## BEGIN RECORDS FOR THIS EXERCISE

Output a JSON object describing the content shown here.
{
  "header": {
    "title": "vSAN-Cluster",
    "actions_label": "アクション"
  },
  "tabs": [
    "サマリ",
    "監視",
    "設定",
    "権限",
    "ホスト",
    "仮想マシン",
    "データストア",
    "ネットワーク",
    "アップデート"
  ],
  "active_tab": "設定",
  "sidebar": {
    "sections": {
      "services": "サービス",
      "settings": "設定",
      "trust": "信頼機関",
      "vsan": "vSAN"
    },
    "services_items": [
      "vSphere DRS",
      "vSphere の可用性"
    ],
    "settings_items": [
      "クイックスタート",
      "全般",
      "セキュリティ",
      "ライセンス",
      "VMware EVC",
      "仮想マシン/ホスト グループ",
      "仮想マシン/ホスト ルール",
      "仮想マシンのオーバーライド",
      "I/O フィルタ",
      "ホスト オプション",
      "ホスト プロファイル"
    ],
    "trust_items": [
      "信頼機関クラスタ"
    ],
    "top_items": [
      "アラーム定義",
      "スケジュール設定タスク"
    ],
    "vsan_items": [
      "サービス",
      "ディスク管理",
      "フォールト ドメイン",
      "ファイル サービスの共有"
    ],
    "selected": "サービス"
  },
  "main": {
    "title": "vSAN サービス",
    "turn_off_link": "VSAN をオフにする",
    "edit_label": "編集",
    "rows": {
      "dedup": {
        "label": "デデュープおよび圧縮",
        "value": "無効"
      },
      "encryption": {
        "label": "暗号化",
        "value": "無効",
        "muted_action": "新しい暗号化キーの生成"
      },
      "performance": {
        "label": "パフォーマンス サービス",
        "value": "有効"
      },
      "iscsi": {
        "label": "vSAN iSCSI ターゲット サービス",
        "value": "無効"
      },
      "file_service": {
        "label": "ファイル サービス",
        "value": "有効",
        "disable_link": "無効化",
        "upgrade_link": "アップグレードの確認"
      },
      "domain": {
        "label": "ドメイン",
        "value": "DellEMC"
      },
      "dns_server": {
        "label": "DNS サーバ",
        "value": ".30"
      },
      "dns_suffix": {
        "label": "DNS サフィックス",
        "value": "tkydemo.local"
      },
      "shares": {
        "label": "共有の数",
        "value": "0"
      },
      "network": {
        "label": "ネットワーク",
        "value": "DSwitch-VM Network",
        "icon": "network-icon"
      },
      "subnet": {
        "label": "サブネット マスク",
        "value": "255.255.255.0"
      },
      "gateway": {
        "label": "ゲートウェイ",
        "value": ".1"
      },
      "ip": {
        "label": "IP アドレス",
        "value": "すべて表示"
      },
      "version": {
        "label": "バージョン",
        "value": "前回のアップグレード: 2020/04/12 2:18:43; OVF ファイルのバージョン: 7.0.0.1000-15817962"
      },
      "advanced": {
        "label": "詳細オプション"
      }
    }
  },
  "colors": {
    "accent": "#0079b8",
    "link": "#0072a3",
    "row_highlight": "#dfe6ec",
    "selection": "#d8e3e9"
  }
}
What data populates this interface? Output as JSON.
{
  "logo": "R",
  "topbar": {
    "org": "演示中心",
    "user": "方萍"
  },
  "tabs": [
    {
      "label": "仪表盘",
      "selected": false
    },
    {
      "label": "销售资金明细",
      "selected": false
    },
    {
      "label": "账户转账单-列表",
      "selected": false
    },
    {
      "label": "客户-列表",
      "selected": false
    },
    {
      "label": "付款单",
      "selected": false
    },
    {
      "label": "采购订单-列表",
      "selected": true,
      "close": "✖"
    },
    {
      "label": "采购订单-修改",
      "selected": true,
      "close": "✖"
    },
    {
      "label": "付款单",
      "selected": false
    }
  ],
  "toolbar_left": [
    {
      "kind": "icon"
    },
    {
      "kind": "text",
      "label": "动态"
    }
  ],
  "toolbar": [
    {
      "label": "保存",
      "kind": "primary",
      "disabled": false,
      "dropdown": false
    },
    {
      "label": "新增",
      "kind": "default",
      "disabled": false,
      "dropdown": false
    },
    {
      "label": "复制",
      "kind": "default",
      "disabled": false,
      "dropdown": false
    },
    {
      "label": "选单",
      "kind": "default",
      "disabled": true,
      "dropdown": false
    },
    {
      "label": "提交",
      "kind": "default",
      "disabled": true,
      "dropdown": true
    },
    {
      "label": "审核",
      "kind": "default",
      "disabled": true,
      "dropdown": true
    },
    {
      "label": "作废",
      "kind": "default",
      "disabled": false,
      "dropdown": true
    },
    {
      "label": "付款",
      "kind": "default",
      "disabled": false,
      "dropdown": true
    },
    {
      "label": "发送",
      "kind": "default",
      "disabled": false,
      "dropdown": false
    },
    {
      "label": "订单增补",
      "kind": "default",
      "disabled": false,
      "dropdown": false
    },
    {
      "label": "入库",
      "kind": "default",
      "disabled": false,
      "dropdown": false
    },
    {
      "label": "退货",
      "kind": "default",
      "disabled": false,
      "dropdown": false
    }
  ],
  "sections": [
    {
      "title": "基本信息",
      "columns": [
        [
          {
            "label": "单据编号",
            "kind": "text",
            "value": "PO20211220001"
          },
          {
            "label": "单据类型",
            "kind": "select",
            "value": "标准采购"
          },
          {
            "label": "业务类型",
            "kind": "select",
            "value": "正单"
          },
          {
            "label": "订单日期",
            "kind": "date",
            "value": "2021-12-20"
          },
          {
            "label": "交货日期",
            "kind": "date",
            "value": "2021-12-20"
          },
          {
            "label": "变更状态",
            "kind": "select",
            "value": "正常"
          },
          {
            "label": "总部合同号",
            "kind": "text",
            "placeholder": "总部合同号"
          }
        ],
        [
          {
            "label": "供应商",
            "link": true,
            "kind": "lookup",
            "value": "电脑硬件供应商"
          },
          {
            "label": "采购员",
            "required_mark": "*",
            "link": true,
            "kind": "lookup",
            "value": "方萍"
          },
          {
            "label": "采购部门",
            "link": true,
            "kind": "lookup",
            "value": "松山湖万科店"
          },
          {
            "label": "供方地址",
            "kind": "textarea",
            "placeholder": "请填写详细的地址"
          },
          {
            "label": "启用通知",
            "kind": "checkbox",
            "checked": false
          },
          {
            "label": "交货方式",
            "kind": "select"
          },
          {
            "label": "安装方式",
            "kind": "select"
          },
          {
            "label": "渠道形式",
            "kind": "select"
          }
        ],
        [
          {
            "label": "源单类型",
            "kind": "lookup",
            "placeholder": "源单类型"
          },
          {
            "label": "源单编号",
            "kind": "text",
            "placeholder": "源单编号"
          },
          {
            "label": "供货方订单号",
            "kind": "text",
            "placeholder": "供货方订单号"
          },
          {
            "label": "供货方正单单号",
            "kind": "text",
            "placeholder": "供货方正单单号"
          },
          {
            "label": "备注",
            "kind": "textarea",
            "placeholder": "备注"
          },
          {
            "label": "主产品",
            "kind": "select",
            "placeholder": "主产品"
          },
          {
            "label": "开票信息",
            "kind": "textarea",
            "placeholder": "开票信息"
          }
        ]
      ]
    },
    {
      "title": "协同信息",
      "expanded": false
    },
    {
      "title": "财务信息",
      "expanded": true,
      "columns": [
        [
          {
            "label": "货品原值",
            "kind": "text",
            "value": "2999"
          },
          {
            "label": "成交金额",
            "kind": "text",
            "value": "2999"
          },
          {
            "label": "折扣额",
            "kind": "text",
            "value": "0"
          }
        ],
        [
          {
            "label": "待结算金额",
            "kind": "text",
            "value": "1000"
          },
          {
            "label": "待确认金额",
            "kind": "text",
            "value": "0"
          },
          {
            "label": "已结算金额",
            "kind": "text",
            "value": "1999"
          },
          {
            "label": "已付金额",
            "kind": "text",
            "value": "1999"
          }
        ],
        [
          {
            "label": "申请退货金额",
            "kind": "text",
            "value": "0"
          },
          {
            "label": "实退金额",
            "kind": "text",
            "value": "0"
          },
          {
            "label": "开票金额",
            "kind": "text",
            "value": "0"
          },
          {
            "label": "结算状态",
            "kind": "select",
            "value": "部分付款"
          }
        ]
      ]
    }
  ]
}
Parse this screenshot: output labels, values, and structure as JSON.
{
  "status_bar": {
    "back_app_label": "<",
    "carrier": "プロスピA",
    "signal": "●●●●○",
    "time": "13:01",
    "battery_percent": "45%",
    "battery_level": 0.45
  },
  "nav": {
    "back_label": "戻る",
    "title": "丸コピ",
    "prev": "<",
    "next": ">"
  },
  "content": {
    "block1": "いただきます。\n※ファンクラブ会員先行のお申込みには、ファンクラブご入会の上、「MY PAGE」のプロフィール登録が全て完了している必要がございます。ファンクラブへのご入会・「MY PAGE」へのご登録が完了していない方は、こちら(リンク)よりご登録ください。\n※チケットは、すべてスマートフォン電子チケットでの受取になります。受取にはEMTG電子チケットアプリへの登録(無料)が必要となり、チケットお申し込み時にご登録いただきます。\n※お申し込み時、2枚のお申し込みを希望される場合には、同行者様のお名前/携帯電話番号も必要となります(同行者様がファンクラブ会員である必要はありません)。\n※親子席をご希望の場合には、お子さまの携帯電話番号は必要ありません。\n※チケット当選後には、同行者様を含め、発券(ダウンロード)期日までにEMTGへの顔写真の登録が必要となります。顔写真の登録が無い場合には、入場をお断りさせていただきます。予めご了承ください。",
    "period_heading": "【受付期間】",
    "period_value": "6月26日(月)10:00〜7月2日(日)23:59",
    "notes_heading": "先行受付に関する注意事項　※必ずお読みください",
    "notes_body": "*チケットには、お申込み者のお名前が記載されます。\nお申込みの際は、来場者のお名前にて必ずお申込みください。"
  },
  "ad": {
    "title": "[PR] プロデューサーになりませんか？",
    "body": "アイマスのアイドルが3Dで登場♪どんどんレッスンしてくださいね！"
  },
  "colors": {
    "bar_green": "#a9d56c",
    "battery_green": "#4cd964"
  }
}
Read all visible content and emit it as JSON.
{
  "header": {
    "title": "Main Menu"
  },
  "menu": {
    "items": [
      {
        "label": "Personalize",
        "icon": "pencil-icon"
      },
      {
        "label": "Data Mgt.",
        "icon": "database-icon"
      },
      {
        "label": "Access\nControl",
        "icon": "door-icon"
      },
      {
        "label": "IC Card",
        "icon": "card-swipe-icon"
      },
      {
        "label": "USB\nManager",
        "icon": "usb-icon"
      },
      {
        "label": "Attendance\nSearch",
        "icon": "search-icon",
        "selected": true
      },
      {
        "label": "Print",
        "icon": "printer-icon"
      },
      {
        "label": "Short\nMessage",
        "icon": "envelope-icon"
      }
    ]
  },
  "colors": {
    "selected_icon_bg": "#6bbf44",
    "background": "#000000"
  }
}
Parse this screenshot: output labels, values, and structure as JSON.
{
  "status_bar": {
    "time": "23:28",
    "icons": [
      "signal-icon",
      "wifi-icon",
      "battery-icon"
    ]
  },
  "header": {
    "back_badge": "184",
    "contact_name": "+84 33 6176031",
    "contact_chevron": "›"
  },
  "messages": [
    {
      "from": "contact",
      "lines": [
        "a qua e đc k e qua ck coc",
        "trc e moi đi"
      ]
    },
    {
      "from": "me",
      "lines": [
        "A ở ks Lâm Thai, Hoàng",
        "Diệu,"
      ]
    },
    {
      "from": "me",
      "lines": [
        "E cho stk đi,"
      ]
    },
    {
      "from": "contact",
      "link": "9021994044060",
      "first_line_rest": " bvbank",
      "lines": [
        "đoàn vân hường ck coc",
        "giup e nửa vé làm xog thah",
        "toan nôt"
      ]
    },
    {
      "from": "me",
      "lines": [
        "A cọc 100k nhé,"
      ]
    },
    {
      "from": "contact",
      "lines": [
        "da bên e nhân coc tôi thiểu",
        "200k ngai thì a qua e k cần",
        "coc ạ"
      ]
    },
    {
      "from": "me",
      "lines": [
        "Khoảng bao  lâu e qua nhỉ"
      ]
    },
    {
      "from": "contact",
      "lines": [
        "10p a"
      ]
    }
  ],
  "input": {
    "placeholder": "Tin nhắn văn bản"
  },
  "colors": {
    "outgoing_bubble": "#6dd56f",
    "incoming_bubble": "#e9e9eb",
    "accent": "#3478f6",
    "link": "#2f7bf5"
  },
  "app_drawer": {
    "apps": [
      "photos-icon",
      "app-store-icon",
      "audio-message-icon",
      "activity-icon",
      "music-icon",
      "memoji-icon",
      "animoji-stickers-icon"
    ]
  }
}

## END RECORDS FOR THIS EXERCISE

Copy each line containing the word "placeholder" from the data.

■ **WRITTEN ANSWER**:
            "placeholder": "总部合同号"
            "placeholder": "请填写详细的地址"
            "placeholder": "源单类型"
            "placeholder": "源单编号"
            "placeholder": "供货方订单号"
            "placeholder": "供货方正单单号"
            "placeholder": "备注"
            "placeholder": "主产品"
            "placeholder": "开票信息"
    "placeholder": "Tin nhắn văn bản"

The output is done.